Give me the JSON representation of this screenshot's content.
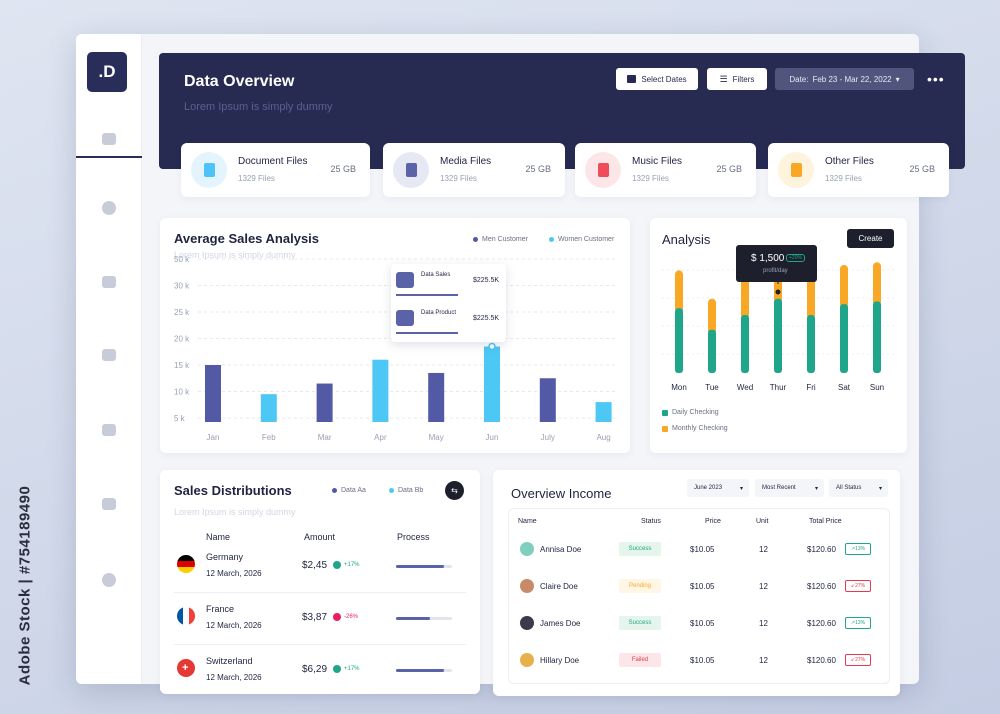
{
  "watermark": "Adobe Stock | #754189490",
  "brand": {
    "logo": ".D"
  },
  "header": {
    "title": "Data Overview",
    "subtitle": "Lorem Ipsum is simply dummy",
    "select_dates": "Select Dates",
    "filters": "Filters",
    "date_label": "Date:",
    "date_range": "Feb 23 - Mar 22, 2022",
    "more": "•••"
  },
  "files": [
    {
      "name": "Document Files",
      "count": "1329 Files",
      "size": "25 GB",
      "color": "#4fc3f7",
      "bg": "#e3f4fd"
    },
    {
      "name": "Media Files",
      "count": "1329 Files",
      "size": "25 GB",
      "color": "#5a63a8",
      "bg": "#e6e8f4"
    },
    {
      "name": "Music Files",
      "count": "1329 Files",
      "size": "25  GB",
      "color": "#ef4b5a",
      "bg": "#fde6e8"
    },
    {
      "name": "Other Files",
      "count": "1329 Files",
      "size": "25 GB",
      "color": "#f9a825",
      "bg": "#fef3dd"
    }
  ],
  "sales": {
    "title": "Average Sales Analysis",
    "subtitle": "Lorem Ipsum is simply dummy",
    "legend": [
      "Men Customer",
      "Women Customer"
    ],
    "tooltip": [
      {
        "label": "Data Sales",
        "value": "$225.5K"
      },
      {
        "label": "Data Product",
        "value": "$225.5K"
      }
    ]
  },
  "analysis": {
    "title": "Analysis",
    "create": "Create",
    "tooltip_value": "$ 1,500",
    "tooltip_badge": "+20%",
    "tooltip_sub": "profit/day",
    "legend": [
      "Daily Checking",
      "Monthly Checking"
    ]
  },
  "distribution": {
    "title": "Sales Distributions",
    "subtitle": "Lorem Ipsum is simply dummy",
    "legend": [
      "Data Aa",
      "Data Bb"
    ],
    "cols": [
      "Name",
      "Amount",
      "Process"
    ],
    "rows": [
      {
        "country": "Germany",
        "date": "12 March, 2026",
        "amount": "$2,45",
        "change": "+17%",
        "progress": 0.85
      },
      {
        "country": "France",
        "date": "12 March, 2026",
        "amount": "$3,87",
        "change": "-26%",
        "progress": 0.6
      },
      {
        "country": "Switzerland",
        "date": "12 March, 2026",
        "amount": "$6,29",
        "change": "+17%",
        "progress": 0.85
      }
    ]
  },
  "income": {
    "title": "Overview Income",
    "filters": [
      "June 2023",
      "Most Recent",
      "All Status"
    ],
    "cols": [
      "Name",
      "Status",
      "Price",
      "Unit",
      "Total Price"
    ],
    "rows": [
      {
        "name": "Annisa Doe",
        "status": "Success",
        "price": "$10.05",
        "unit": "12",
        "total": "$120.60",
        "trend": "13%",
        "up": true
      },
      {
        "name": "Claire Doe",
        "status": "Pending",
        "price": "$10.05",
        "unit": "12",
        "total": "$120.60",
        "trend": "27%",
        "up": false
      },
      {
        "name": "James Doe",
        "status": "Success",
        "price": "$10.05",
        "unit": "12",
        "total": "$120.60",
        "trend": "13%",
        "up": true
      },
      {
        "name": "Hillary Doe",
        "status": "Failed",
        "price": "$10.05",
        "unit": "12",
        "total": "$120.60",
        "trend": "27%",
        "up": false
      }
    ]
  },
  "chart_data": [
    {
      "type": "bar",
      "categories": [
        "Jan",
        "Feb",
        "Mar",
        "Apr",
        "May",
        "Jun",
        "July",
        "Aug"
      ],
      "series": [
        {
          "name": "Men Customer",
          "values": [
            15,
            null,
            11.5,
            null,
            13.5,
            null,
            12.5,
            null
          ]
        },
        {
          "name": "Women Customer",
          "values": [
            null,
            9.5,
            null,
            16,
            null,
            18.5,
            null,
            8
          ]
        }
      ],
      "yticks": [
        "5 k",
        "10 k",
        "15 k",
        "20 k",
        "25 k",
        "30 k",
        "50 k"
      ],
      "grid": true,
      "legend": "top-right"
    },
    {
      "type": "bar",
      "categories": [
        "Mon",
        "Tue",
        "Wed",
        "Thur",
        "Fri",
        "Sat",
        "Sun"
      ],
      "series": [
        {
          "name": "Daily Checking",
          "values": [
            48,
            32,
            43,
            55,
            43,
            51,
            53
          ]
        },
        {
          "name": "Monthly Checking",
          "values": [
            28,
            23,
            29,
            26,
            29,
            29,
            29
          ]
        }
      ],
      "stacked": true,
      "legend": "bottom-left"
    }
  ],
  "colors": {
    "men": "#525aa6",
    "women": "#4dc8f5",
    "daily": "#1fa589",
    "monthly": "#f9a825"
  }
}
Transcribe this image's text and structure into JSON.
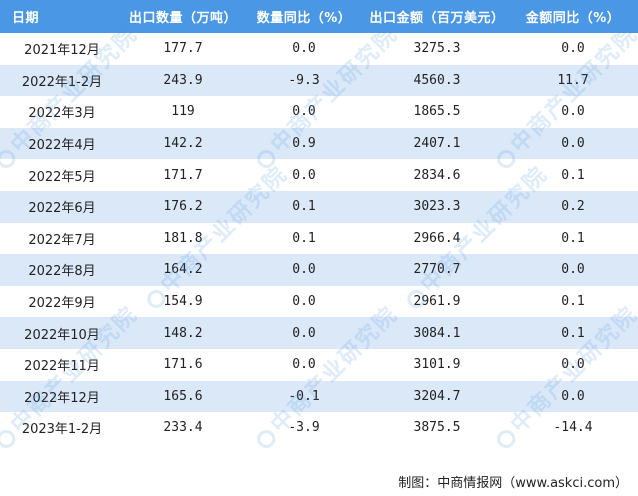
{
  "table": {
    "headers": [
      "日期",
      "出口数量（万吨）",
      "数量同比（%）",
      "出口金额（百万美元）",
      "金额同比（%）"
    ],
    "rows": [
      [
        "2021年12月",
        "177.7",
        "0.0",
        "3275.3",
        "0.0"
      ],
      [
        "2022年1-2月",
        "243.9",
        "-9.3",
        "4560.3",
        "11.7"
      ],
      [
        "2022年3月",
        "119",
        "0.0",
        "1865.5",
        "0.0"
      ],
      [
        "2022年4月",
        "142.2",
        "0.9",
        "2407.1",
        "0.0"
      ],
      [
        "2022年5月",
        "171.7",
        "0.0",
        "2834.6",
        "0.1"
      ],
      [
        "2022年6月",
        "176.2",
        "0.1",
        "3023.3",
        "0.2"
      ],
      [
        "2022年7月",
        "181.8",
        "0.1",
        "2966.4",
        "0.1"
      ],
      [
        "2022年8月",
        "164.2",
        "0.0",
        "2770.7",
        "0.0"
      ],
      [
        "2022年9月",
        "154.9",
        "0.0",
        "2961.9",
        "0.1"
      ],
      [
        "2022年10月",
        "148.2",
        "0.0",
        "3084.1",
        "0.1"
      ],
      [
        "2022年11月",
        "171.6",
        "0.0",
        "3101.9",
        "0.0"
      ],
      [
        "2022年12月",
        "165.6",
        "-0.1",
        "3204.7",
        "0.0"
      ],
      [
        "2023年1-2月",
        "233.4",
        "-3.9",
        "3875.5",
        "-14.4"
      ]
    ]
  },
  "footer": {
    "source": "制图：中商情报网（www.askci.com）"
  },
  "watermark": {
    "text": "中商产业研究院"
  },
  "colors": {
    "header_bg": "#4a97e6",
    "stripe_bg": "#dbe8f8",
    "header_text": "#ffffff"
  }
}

+ + + + +

* **DIRECTIONS FOR THIS TASK**: Tell how many lines in the records above contain "Customer", giving the number and no other words.

* **ANSWER TO THE PROBLEM**: 4